EXERCISE TASK: Retype the material that follows, keeping every word as it is.

EXERCISE INPUT:
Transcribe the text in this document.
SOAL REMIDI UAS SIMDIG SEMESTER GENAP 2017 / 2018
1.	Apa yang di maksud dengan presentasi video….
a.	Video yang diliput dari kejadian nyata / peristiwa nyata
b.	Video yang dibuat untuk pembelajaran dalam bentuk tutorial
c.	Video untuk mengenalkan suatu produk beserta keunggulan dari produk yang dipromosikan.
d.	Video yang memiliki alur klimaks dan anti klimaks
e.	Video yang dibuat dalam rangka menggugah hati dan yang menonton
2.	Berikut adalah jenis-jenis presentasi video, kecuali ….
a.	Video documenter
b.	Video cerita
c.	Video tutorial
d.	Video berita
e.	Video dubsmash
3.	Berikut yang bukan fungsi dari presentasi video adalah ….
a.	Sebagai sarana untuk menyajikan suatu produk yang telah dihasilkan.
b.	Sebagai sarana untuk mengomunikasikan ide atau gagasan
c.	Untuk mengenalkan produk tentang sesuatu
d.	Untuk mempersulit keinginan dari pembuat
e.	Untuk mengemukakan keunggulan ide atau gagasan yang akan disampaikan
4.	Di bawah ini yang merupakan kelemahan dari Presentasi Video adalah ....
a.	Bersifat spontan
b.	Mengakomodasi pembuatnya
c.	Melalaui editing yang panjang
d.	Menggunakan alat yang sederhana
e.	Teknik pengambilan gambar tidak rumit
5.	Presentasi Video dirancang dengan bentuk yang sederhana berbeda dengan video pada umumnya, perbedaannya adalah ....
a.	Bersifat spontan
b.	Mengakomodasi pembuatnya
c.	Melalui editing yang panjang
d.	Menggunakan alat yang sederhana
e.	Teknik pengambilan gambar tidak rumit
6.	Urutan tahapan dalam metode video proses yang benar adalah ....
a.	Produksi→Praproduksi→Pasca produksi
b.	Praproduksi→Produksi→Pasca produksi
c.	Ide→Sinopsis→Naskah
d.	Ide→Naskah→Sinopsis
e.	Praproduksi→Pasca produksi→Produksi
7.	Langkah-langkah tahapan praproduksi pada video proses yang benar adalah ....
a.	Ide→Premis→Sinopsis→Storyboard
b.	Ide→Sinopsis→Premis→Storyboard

WRITTEN ANSWER:
Transcribe the text in this document.
SOAL REMIDI UAS SIMDIG SEMESTER GENAP 2017 / 2018
1.	Apa yang di maksud dengan presentasi video….
a.	Video yang diliput dari kejadian nyata / peristiwa nyata
b.	Video yang dibuat untuk pembelajaran dalam bentuk tutorial
c.	Video untuk mengenalkan suatu produk beserta keunggulan dari produk yang dipromosikan.
d.	Video yang memiliki alur klimaks dan anti klimaks
e.	Video yang dibuat dalam rangka menggugah hati dan yang menonton
2.	Berikut adalah jenis-jenis presentasi video, kecuali ….
a.	Video documenter
b.	Video cerita
c.	Video tutorial
d.	Video berita
e.	Video dubsmash
3.	Berikut yang bukan fungsi dari presentasi video adalah ….
a.	Sebagai sarana untuk menyajikan suatu produk yang telah dihasilkan.
b.	Sebagai sarana untuk mengomunikasikan ide atau gagasan
c.	Untuk mengenalkan produk tentang sesuatu
d.	Untuk mempersulit keinginan dari pembuat
e.	Untuk mengemukakan keunggulan ide atau gagasan yang akan disampaikan
4.	Di bawah ini yang merupakan kelemahan dari Presentasi Video adalah ....
a.	Bersifat spontan
b.	Mengakomodasi pembuatnya
c.	Melalaui editing yang panjang
d.	Menggunakan alat yang sederhana
e.	Teknik pengambilan gambar tidak rumit
5.	Presentasi Video dirancang dengan bentuk yang sederhana berbeda dengan video pada umumnya, perbedaannya adalah ....
a.	Bersifat spontan
b.	Mengakomodasi pembuatnya
c.	Melalui editing yang panjang
d.	Menggunakan alat yang sederhana
e.	Teknik pengambilan gambar tidak rumit
6.	Urutan tahapan dalam metode video proses yang benar adalah ....
a.	Produksi→Praproduksi→Pasca produksi
b.	Praproduksi→Produksi→Pasca produksi
c.	Ide→Sinopsis→Naskah
d.	Ide→Naskah→Sinopsis
e.	Praproduksi→Pasca produksi→Produksi
7.	Langkah-langkah tahapan praproduksi pada video proses yang benar adalah ....
a.	Ide→Premis→Sinopsis→Storyboard
b.	Ide→Sinopsis→Premis→Storyboard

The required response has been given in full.